» **WHAT TO DO**: Pull out every line with the word "pain" from the entries below.

══════

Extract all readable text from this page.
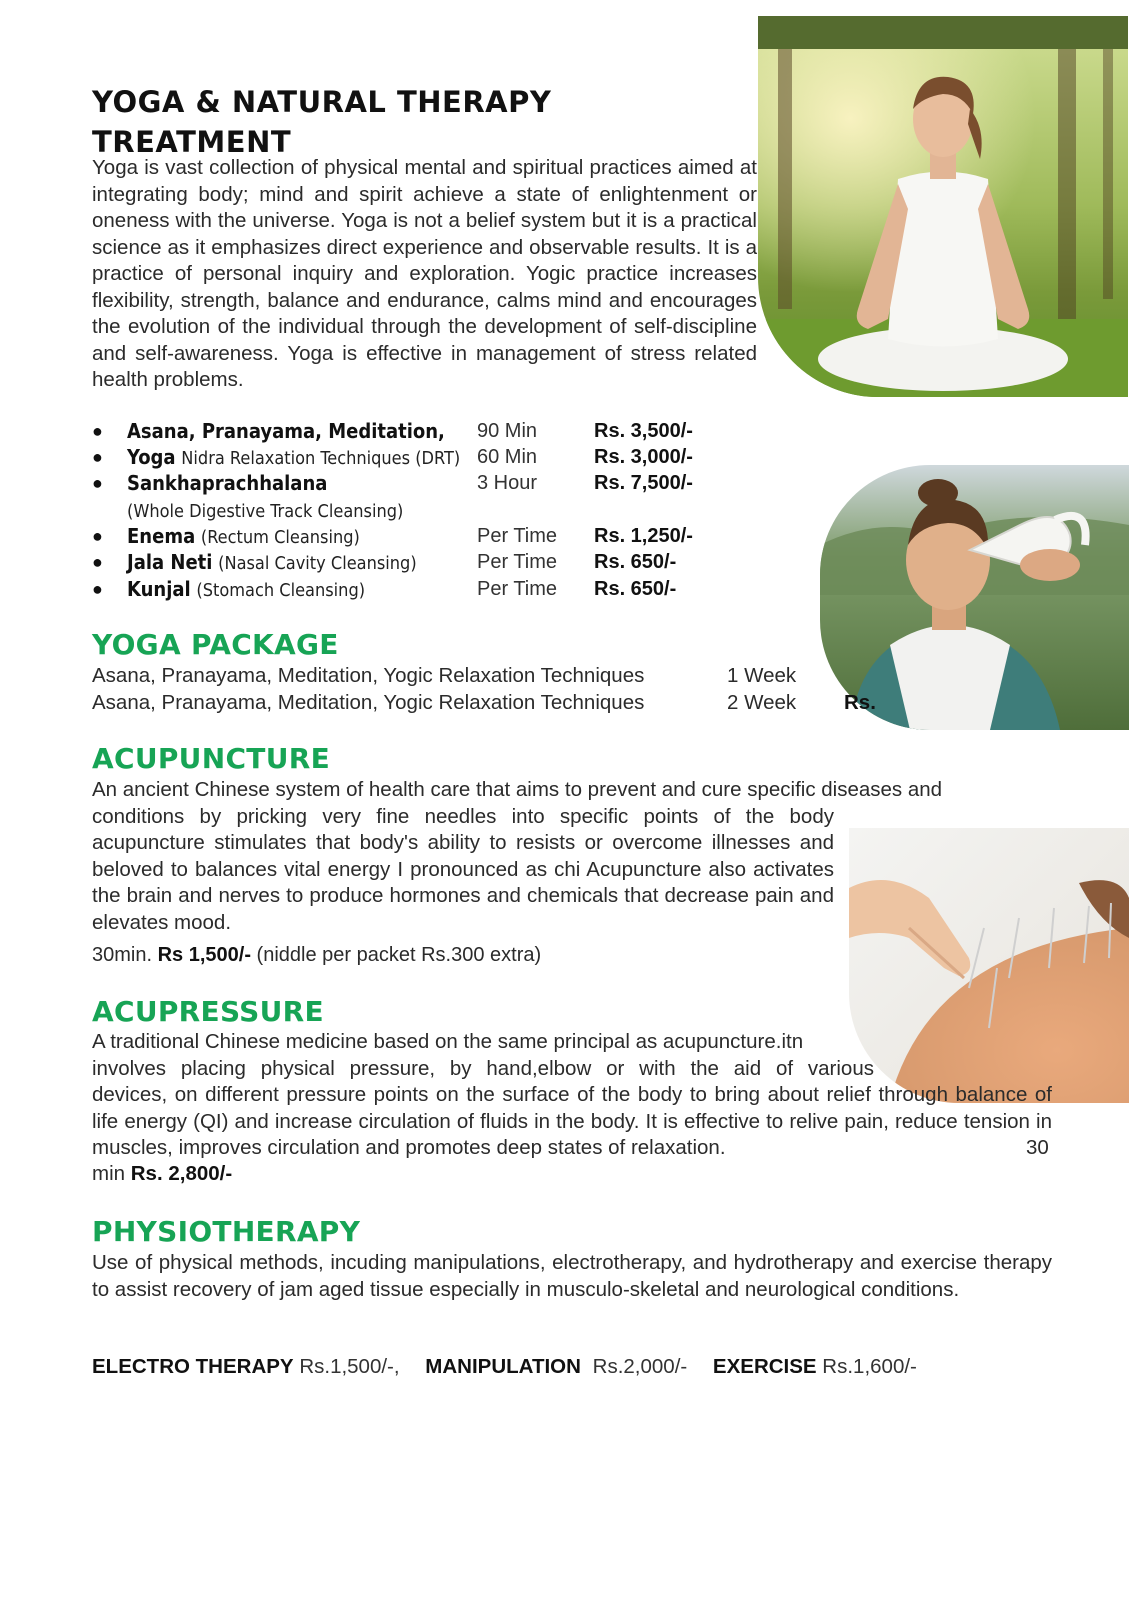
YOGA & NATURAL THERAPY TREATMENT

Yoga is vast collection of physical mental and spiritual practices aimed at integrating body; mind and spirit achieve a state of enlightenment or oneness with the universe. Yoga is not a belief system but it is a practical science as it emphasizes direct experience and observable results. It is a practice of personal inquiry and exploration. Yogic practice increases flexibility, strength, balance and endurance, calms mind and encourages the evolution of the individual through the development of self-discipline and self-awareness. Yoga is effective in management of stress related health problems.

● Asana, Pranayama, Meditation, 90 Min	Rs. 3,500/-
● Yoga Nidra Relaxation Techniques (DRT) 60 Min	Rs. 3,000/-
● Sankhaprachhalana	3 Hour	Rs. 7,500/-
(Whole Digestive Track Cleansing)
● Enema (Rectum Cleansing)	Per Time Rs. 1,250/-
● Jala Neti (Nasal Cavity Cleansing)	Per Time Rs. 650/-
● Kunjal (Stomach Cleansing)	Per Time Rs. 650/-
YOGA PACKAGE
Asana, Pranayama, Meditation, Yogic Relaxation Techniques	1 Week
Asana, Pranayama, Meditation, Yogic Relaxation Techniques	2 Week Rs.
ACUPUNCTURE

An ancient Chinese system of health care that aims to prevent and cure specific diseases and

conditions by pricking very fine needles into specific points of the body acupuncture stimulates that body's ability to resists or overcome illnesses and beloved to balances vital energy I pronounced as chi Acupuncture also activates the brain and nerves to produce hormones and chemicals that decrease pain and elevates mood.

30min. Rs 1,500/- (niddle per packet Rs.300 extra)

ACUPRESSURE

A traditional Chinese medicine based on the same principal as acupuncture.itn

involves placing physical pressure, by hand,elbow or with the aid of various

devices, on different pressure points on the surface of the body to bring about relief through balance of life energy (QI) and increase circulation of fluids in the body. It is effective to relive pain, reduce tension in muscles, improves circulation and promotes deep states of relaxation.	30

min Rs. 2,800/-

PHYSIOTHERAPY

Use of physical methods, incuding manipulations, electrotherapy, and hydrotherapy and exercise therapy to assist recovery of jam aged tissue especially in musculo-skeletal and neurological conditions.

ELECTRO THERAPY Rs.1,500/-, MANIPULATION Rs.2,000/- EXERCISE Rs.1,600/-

══════

» **RESPONSE**:
conditions by pricking very fine needles into specific points of the body acupuncture stimulates that body's ability to resists or overcome illnesses and beloved to balances vital energy I pronounced as chi Acupuncture also activates the brain and nerves to produce hormones and chemicals that decrease pain and elevates mood.
devices, on different pressure points on the surface of the body to bring about relief through balance of life energy (QI) and increase circulation of fluids in the body. It is effective to relive pain, reduce tension in muscles, improves circulation and promotes deep states of relaxation.	30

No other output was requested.